===== Data listing

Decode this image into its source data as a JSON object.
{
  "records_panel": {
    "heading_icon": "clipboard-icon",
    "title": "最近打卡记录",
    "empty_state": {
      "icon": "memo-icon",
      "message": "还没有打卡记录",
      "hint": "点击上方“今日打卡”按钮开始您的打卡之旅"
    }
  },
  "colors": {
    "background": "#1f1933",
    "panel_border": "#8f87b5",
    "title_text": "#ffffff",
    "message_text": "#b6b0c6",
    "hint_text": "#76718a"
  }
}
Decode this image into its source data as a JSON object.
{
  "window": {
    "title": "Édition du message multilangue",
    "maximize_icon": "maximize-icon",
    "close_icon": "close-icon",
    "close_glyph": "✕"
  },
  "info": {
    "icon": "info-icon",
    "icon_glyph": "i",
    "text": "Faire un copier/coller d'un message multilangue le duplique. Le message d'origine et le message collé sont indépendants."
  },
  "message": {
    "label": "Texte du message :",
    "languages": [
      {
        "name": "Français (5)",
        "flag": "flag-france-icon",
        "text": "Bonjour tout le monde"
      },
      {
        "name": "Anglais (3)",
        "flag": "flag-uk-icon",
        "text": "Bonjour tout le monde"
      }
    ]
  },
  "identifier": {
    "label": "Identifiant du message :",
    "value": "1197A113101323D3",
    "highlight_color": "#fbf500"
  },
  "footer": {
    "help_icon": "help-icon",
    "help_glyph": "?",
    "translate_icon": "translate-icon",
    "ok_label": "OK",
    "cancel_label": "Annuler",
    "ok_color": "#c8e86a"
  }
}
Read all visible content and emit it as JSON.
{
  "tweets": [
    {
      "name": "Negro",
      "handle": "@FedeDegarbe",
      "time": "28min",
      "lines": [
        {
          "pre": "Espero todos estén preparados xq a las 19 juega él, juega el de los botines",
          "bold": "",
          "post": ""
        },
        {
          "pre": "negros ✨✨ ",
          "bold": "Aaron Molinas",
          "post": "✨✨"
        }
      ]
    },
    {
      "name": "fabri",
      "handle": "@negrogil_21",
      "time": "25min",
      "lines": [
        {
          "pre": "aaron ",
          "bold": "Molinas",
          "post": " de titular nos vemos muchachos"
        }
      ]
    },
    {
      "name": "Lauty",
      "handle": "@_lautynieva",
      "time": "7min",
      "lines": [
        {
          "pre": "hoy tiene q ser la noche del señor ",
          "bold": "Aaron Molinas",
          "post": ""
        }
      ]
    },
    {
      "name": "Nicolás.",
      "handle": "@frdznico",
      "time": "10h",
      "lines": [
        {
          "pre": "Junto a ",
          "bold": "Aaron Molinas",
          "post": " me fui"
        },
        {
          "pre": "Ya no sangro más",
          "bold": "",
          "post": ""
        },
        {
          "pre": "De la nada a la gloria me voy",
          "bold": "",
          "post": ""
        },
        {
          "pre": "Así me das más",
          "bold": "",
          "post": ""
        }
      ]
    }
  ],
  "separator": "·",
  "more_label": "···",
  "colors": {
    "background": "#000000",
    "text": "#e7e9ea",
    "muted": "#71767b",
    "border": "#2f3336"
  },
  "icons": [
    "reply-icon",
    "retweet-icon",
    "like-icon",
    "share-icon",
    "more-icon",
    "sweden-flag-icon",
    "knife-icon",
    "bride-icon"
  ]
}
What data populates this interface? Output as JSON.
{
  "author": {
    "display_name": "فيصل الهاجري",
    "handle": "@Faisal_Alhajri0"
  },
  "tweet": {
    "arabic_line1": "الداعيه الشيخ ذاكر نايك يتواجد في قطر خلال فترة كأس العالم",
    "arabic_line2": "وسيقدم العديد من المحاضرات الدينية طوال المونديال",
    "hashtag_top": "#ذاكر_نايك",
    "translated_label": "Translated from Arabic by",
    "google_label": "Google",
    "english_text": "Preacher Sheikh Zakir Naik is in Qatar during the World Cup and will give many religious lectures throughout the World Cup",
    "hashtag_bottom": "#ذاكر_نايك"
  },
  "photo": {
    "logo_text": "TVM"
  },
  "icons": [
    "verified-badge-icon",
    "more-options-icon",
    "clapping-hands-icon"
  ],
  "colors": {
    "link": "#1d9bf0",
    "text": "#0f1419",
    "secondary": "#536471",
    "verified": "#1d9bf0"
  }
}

==========

Nothing should be changed: write out all of the data as is.

» Answer to this exercise:
Decode this image into its source data as a JSON object.
{
  "records_panel": {
    "heading_icon": "clipboard-icon",
    "title": "最近打卡记录",
    "empty_state": {
      "icon": "memo-icon",
      "message": "还没有打卡记录",
      "hint": "点击上方“今日打卡”按钮开始您的打卡之旅"
    }
  },
  "colors": {
    "background": "#1f1933",
    "panel_border": "#8f87b5",
    "title_text": "#ffffff",
    "message_text": "#b6b0c6",
    "hint_text": "#76718a"
  }
}
Decode this image into its source data as a JSON object.
{
  "window": {
    "title": "Édition du message multilangue",
    "maximize_icon": "maximize-icon",
    "close_icon": "close-icon",
    "close_glyph": "✕"
  },
  "info": {
    "icon": "info-icon",
    "icon_glyph": "i",
    "text": "Faire un copier/coller d'un message multilangue le duplique. Le message d'origine et le message collé sont indépendants."
  },
  "message": {
    "label": "Texte du message :",
    "languages": [
      {
        "name": "Français (5)",
        "flag": "flag-france-icon",
        "text": "Bonjour tout le monde"
      },
      {
        "name": "Anglais (3)",
        "flag": "flag-uk-icon",
        "text": "Bonjour tout le monde"
      }
    ]
  },
  "identifier": {
    "label": "Identifiant du message :",
    "value": "1197A113101323D3",
    "highlight_color": "#fbf500"
  },
  "footer": {
    "help_icon": "help-icon",
    "help_glyph": "?",
    "translate_icon": "translate-icon",
    "ok_label": "OK",
    "cancel_label": "Annuler",
    "ok_color": "#c8e86a"
  }
}
Read all visible content and emit it as JSON.
{
  "tweets": [
    {
      "name": "Negro",
      "handle": "@FedeDegarbe",
      "time": "28min",
      "lines": [
        {
          "pre": "Espero todos estén preparados xq a las 19 juega él, juega el de los botines",
          "bold": "",
          "post": ""
        },
        {
          "pre": "negros ✨✨ ",
          "bold": "Aaron Molinas",
          "post": "✨✨"
        }
      ]
    },
    {
      "name": "fabri",
      "handle": "@negrogil_21",
      "time": "25min",
      "lines": [
        {
          "pre": "aaron ",
          "bold": "Molinas",
          "post": " de titular nos vemos muchachos"
        }
      ]
    },
    {
      "name": "Lauty",
      "handle": "@_lautynieva",
      "time": "7min",
      "lines": [
        {
          "pre": "hoy tiene q ser la noche del señor ",
          "bold": "Aaron Molinas",
          "post": ""
        }
      ]
    },
    {
      "name": "Nicolás.",
      "handle": "@frdznico",
      "time": "10h",
      "lines": [
        {
          "pre": "Junto a ",
          "bold": "Aaron Molinas",
          "post": " me fui"
        },
        {
          "pre": "Ya no sangro más",
          "bold": "",
          "post": ""
        },
        {
          "pre": "De la nada a la gloria me voy",
          "bold": "",
          "post": ""
        },
        {
          "pre": "Así me das más",
          "bold": "",
          "post": ""
        }
      ]
    }
  ],
  "separator": "·",
  "more_label": "···",
  "colors": {
    "background": "#000000",
    "text": "#e7e9ea",
    "muted": "#71767b",
    "border": "#2f3336"
  },
  "icons": [
    "reply-icon",
    "retweet-icon",
    "like-icon",
    "share-icon",
    "more-icon",
    "sweden-flag-icon",
    "knife-icon",
    "bride-icon"
  ]
}
What data populates this interface? Output as JSON.
{
  "author": {
    "display_name": "فيصل الهاجري",
    "handle": "@Faisal_Alhajri0"
  },
  "tweet": {
    "arabic_line1": "الداعيه الشيخ ذاكر نايك يتواجد في قطر خلال فترة كأس العالم",
    "arabic_line2": "وسيقدم العديد من المحاضرات الدينية طوال المونديال",
    "hashtag_top": "#ذاكر_نايك",
    "translated_label": "Translated from Arabic by",
    "google_label": "Google",
    "english_text": "Preacher Sheikh Zakir Naik is in Qatar during the World Cup and will give many religious lectures throughout the World Cup",
    "hashtag_bottom": "#ذاكر_نايك"
  },
  "photo": {
    "logo_text": "TVM"
  },
  "icons": [
    "verified-badge-icon",
    "more-options-icon",
    "clapping-hands-icon"
  ],
  "colors": {
    "link": "#1d9bf0",
    "text": "#0f1419",
    "secondary": "#536471",
    "verified": "#1d9bf0"
  }
}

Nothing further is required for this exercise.